start Supplied information

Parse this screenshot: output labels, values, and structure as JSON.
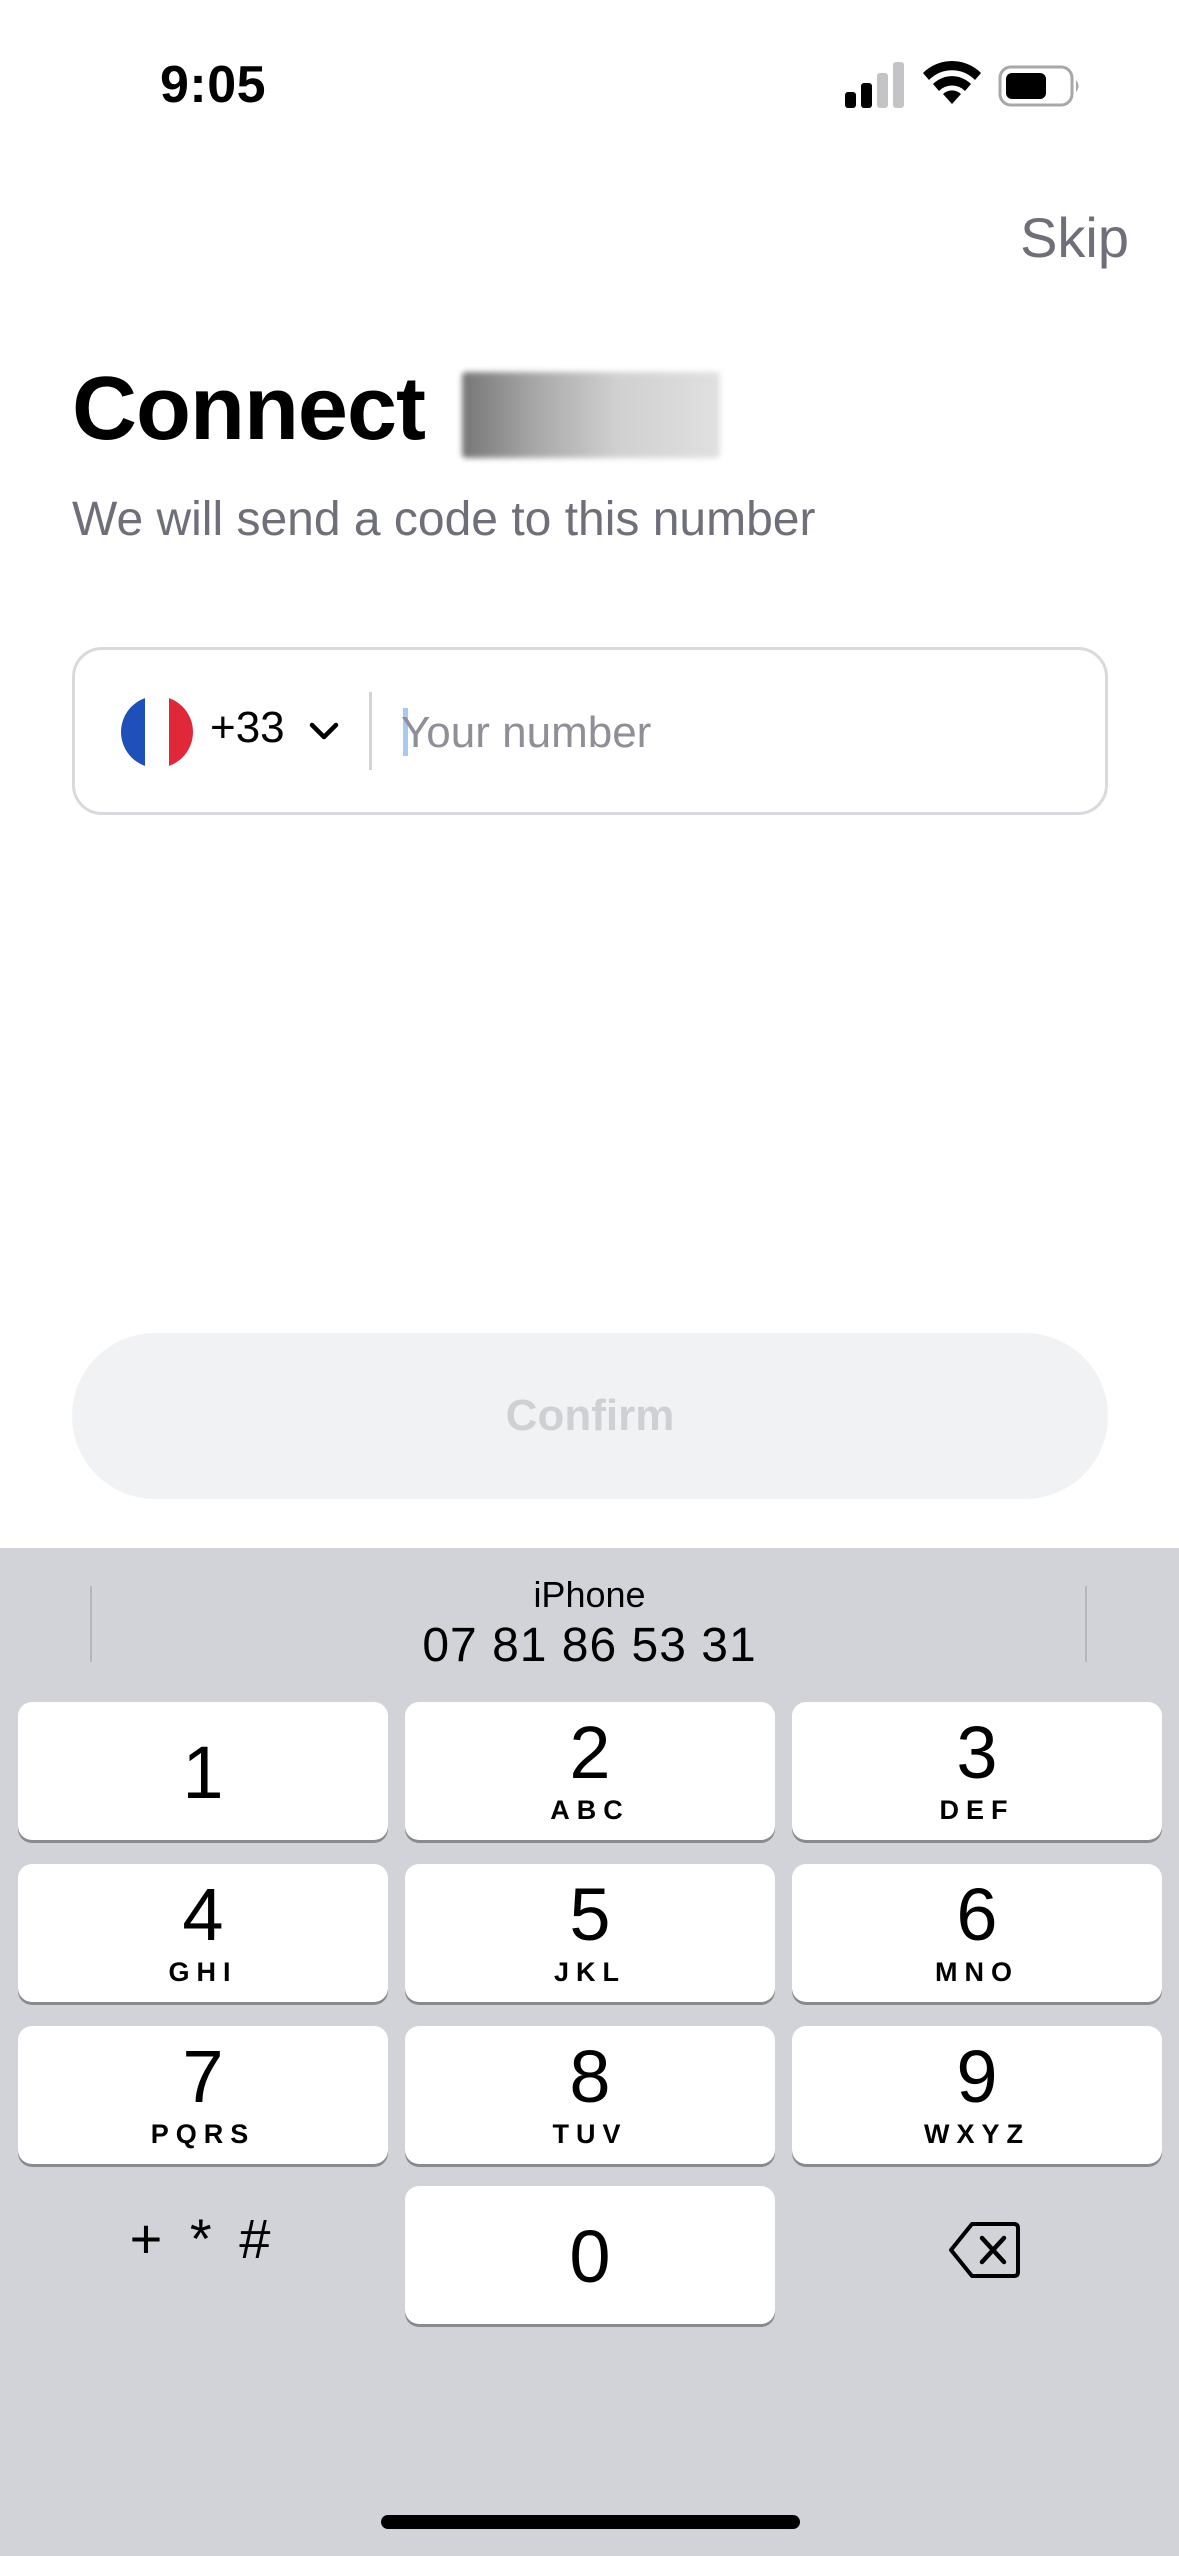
{
  "status_bar": {
    "time": "9:05",
    "signal_icon": "cellular-signal-icon",
    "wifi_icon": "wifi-icon",
    "battery_icon": "battery-icon"
  },
  "header": {
    "skip_label": "Skip"
  },
  "main": {
    "title": "Connect",
    "subtitle": "We will send a code to this number"
  },
  "phone_field": {
    "country_flag_icon": "france-flag-icon",
    "dial_code": "+33",
    "number_value": "",
    "placeholder": "Your number"
  },
  "confirm_label": "Confirm",
  "keyboard": {
    "suggestion_label": "iPhone",
    "suggestion_value": "07 81 86 53 31",
    "keys": [
      {
        "digit": "1",
        "letters": ""
      },
      {
        "digit": "2",
        "letters": "ABC"
      },
      {
        "digit": "3",
        "letters": "DEF"
      },
      {
        "digit": "4",
        "letters": "GHI"
      },
      {
        "digit": "5",
        "letters": "JKL"
      },
      {
        "digit": "6",
        "letters": "MNO"
      },
      {
        "digit": "7",
        "letters": "PQRS"
      },
      {
        "digit": "8",
        "letters": "TUV"
      },
      {
        "digit": "9",
        "letters": "WXYZ"
      },
      {
        "digit": "0",
        "letters": ""
      }
    ],
    "symbols_label": "+ * #"
  },
  "colors": {
    "flag_blue": "#1f4fb8",
    "flag_white": "#ffffff",
    "flag_red": "#e0283a",
    "muted_text": "#6e6f78",
    "keyboard_bg": "#d1d3d9"
  }
}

end Supplied information

Collect each line containing the string "letters".

### [Complete answer]
        "letters": ""
        "letters": "ABC"
        "letters": "DEF"
        "letters": "GHI"
        "letters": "JKL"
        "letters": "MNO"
        "letters": "PQRS"
        "letters": "TUV"
        "letters": "WXYZ"
        "letters": ""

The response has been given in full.